§ **Requirements**: Please pull out every line that includes the string "formacie".

§ **Dataset excerpts**:

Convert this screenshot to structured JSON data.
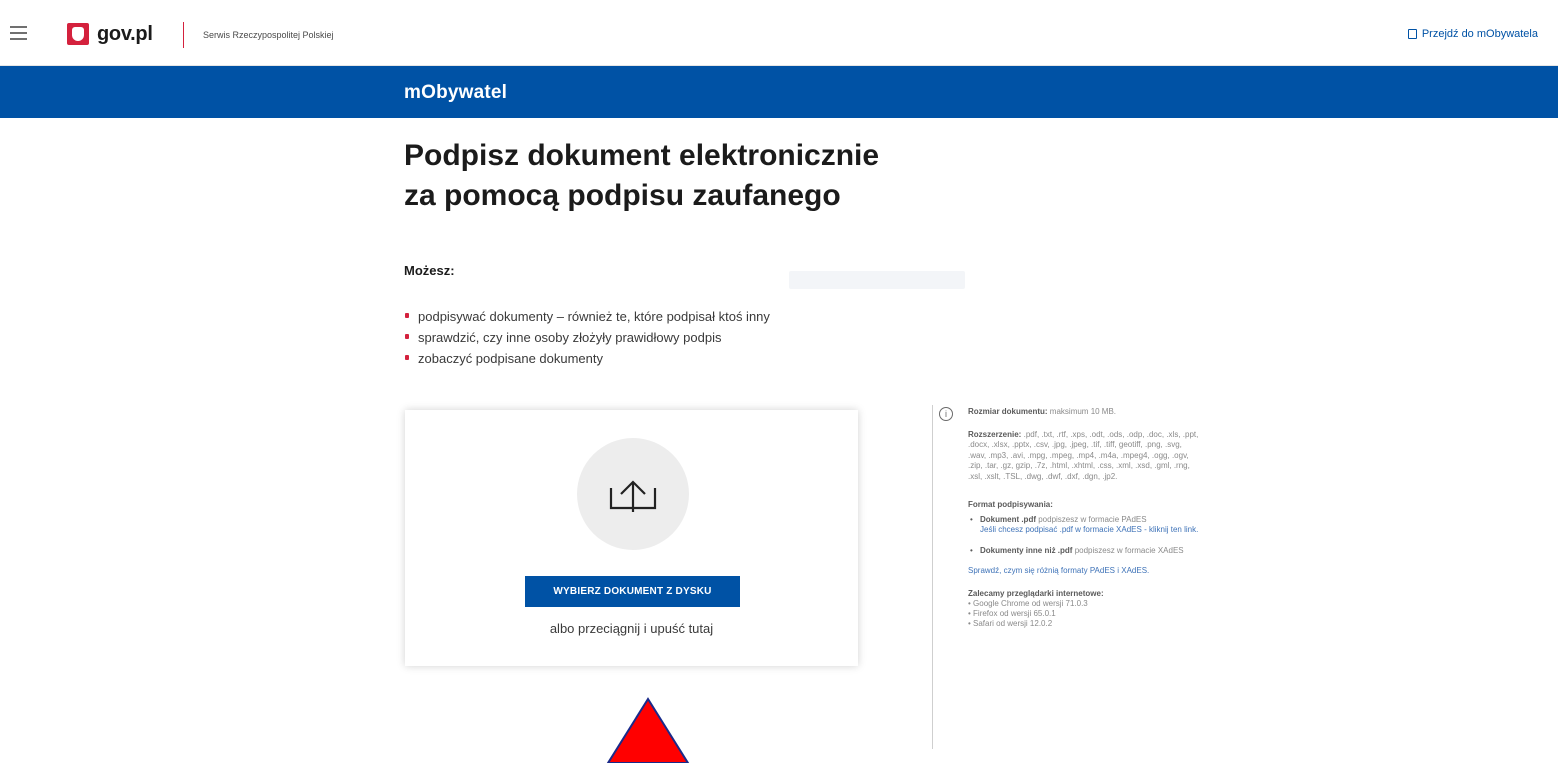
{
  "header": {
    "logo_text": "gov.pl",
    "service_name": "Serwis Rzeczypospolitej Polskiej",
    "go_link": "Przejdź do mObywatela"
  },
  "band": {
    "title": "mObywatel"
  },
  "page": {
    "title_line1": "Podpisz dokument elektronicznie",
    "title_line2": "za pomocą podpisu zaufanego",
    "you_can_label": "Możesz:",
    "bullets": [
      "podpisywać dokumenty – również te, które podpisał ktoś inny",
      "sprawdzić, czy inne osoby złożyły prawidłowy podpis",
      "zobaczyć podpisane dokumenty"
    ]
  },
  "upload": {
    "button_label": "WYBIERZ DOKUMENT Z DYSKU",
    "drag_text": "albo przeciągnij i upuść tutaj"
  },
  "info": {
    "size_label": "Rozmiar dokumentu:",
    "size_value": "maksimum 10 MB.",
    "ext_label": "Rozszerzenie:",
    "ext_value": ".pdf, .txt, .rtf, .xps, .odt, .ods, .odp, .doc, .xls, .ppt, .docx, .xlsx, .pptx, .csv, .jpg, .jpeg, .tif, .tiff, geotiff, .png, .svg, .wav, .mp3, .avi, .mpg, .mpeg, .mp4, .m4a, .mpeg4, .ogg, .ogv, .zip, .tar, .gz, gzip, .7z, .html, .xhtml, .css, .xml, .xsd, .gml, .rng, .xsl, .xslt, .TSL, .dwg, .dwf, .dxf, .dgn, .jp2.",
    "format_label": "Format podpisywania:",
    "pdf_bold": "Dokument .pdf",
    "pdf_text": "podpiszesz w formacie PAdES",
    "pdf_link": "Jeśli chcesz podpisać .pdf w formacie XAdES - kliknij ten link.",
    "other_bold": "Dokumenty inne niż .pdf",
    "other_text": "podpiszesz w formacie XAdES",
    "compare_link": "Sprawdź, czym się różnią formaty PAdES i XAdES.",
    "browsers_label": "Zalecamy przeglądarki internetowe:",
    "browsers": [
      "• Google Chrome od wersji 71.0.3",
      "• Firefox od wersji 65.0.1",
      "• Safari od wersji 12.0.2"
    ]
  },
  "icons": {
    "menu": "hamburger-icon",
    "logo": "eagle-emblem-icon",
    "go": "door-icon",
    "upload": "upload-arrow-icon",
    "info": "info-icon",
    "annotation": "red-triangle-arrow"
  },
  "colors": {
    "brand_blue": "#0052a5",
    "accent_red": "#d4213d",
    "annotation_red": "#ff0000"
  }
}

§ **Expected answer**:
    "pdf_text": "podpiszesz w formacie PAdES",
    "pdf_link": "Jeśli chcesz podpisać .pdf w formacie XAdES - kliknij ten link.",
    "other_text": "podpiszesz w formacie XAdES",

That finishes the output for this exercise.